[Extracted records]
▼

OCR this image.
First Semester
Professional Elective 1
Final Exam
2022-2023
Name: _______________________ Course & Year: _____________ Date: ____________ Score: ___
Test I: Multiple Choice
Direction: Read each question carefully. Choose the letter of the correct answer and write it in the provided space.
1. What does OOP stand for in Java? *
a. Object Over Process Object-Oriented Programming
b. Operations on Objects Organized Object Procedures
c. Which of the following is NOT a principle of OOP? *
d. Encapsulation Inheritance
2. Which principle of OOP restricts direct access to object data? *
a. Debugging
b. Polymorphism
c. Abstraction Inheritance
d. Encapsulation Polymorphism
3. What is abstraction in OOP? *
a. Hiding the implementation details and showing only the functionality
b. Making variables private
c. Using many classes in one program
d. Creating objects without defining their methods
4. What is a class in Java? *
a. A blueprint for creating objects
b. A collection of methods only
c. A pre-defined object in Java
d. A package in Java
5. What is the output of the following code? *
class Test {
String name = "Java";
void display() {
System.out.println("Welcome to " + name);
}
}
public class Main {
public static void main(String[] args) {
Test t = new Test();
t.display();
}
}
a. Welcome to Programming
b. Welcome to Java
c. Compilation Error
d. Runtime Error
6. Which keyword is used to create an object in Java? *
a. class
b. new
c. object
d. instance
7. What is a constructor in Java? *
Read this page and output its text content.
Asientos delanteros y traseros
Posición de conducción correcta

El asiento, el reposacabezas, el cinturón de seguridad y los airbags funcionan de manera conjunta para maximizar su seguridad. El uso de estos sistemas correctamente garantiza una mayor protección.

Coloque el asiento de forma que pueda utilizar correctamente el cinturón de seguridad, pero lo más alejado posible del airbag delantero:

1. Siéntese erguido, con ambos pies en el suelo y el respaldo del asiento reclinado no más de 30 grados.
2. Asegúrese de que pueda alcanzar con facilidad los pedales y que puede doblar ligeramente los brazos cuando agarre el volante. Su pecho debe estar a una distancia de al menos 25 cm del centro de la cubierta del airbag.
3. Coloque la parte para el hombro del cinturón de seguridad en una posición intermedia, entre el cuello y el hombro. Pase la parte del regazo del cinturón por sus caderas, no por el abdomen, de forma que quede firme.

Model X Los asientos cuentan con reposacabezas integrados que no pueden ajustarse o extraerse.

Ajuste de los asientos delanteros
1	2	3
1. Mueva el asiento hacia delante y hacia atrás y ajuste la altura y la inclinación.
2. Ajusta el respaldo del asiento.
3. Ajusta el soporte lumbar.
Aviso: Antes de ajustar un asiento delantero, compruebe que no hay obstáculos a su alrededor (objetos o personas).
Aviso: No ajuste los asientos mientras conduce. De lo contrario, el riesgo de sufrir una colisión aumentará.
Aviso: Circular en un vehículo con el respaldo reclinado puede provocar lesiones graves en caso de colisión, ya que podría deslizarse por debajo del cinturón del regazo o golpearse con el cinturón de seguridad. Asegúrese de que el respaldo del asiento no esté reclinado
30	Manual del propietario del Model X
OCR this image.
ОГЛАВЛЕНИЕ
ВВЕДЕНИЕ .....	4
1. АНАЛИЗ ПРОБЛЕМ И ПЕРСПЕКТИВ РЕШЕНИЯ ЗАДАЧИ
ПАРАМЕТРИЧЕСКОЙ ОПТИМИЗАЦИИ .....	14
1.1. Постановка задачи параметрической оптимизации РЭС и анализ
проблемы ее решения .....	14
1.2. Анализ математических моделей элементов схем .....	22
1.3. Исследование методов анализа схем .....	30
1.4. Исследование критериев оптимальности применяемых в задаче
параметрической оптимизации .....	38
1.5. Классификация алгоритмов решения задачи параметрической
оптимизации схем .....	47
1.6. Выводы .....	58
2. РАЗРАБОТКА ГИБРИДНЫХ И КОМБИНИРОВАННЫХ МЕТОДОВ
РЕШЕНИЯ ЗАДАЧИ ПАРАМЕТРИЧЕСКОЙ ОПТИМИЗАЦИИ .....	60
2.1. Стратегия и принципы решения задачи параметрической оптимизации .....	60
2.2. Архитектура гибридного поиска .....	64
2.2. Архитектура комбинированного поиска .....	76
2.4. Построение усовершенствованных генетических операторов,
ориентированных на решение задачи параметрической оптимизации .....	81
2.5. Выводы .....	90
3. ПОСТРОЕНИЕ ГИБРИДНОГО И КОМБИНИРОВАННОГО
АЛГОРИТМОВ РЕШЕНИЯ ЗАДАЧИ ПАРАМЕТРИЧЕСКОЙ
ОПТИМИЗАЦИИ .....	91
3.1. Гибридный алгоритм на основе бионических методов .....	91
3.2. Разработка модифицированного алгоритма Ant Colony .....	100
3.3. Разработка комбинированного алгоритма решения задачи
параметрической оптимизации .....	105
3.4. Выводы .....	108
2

▲

_Description of the task_.
Select and copy every line from the records that includes the word "алгоритма".

_Answer below_.
3.2. Разработка модифицированного алгоритма Ant Colony .....	100
3.3. Разработка комбинированного алгоритма решения задачи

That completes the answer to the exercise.